◆ Exercise description:
Take each line containing "provided" and report it exactly as written.

◆ Task data:
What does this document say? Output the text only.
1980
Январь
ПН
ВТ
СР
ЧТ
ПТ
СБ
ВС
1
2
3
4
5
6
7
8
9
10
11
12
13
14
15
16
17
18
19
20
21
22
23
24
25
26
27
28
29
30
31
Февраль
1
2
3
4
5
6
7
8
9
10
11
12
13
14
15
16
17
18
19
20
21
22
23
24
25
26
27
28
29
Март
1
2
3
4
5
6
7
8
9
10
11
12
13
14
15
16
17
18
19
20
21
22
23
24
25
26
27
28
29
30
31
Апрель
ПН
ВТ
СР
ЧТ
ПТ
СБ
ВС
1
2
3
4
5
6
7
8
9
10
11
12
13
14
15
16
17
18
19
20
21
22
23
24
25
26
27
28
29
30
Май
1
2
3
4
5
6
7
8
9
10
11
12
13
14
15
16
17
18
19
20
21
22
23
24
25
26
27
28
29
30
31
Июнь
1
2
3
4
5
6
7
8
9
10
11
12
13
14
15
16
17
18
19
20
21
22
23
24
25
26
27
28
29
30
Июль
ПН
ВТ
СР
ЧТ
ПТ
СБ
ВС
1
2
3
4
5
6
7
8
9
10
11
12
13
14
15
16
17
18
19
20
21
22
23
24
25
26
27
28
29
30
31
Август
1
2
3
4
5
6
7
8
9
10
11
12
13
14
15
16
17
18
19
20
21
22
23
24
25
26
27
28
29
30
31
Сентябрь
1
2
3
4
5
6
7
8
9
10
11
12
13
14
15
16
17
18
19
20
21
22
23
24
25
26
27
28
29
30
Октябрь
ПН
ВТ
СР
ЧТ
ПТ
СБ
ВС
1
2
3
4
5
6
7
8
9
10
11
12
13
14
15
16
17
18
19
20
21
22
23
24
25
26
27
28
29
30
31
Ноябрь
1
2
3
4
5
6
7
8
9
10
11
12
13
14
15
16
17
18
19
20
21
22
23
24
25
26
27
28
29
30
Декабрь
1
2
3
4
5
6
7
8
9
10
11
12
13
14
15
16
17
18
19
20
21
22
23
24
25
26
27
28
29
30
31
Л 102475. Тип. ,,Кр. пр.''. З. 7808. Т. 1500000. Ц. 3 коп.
==
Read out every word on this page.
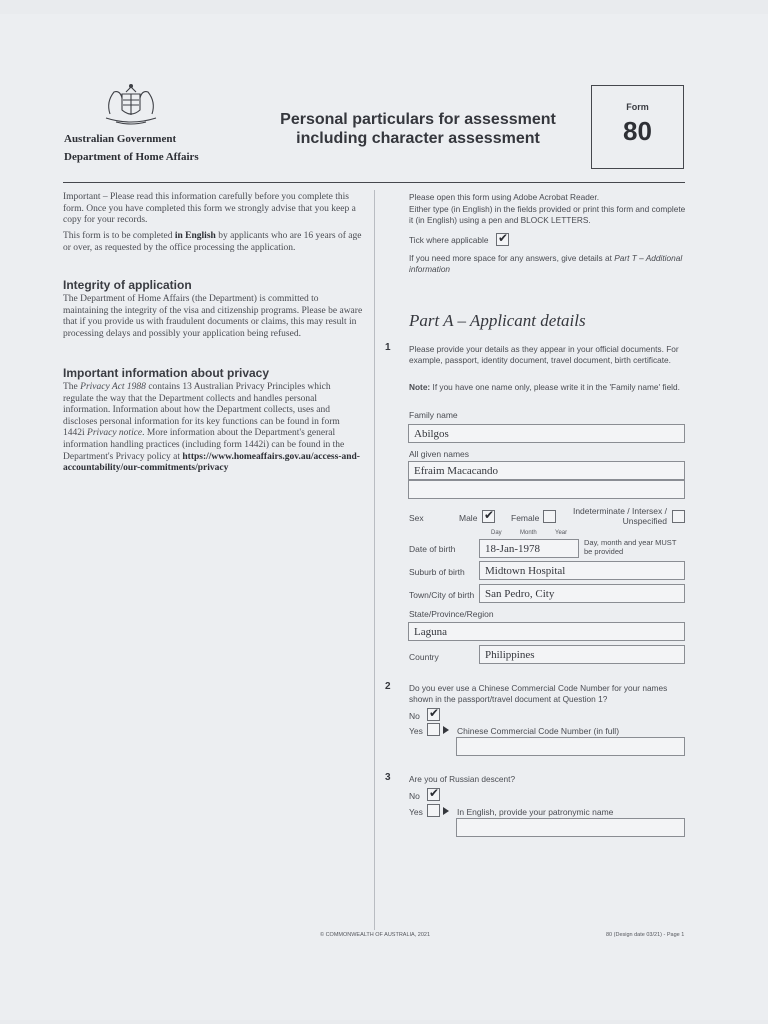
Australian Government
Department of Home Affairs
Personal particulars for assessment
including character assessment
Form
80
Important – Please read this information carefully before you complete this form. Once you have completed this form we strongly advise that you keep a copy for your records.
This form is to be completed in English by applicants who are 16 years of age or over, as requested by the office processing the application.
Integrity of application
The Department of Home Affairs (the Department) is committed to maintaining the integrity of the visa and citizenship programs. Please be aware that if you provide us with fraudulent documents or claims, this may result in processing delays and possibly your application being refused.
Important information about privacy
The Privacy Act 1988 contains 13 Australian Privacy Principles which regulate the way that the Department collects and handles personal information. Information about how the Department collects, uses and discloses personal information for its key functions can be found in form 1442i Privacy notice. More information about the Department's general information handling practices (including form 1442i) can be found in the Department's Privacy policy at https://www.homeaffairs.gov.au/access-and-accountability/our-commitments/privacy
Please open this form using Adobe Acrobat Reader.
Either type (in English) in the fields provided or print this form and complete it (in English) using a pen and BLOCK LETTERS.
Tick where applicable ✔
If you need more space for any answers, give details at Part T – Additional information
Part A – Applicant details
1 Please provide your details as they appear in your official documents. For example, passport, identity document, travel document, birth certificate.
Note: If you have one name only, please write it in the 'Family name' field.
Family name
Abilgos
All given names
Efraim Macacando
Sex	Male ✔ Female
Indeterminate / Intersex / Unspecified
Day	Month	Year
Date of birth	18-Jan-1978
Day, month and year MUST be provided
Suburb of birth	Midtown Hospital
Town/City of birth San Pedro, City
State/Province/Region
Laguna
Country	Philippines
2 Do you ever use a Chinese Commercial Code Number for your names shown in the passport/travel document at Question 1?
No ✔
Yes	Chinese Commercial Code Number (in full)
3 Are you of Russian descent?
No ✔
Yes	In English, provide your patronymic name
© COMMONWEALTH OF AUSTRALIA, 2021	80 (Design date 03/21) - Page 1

◆ Solution to the problem:
Either type (in English) in the fields provided or print this form and complete it (in English) using a pen and BLOCK LETTERS.
Day, month and year MUST be provided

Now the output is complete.